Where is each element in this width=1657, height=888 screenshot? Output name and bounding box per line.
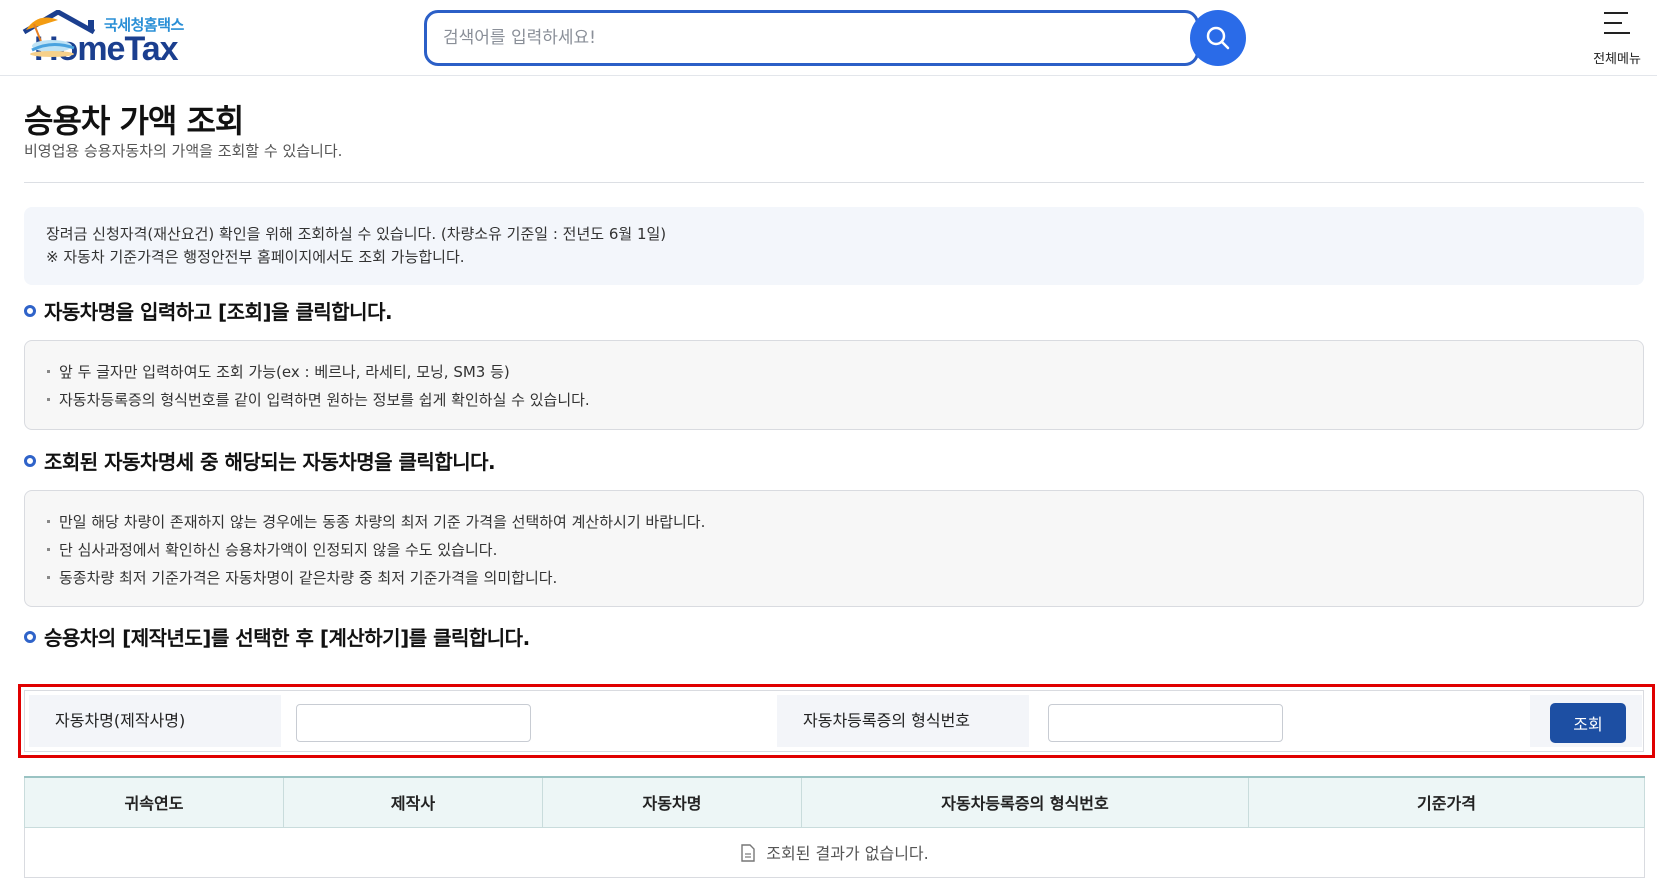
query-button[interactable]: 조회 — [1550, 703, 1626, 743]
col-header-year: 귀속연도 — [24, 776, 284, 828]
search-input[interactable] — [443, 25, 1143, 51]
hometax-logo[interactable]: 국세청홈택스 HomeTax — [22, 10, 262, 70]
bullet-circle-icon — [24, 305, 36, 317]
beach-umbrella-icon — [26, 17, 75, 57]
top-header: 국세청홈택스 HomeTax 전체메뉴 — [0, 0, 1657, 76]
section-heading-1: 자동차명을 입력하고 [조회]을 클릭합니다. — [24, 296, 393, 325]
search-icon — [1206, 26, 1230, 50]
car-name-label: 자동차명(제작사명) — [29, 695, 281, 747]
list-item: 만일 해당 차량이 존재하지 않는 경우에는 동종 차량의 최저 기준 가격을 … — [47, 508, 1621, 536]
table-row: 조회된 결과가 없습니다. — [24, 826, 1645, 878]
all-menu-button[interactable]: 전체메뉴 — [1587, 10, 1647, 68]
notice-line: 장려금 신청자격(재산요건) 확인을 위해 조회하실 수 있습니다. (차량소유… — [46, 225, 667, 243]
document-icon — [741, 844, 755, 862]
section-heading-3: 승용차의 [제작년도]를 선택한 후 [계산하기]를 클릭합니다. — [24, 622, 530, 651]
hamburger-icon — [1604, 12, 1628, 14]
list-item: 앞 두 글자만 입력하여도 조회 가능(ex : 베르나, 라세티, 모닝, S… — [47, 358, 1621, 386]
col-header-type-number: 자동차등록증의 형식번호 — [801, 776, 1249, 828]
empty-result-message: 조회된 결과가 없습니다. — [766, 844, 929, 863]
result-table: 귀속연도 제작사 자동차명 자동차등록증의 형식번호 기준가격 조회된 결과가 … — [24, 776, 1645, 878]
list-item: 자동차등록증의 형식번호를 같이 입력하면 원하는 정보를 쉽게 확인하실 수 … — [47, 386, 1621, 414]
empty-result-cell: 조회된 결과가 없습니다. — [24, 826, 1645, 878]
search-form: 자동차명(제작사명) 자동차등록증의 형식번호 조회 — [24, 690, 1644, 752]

(Set exercise):
Copy out the data word for word, starting at the line that contains "query-button[interactable]: 조회 —" and stopping after the line that contains "bullet-circle-icon — [24, 305, 36, 317]".

(Exercise output):
query-button[interactable]: 조회 — [1550, 703, 1626, 743]
col-header-year: 귀속연도 — [24, 776, 284, 828]
search-input[interactable] — [443, 25, 1143, 51]
hometax-logo[interactable]: 국세청홈택스 HomeTax — [22, 10, 262, 70]
bullet-circle-icon — [24, 305, 36, 317]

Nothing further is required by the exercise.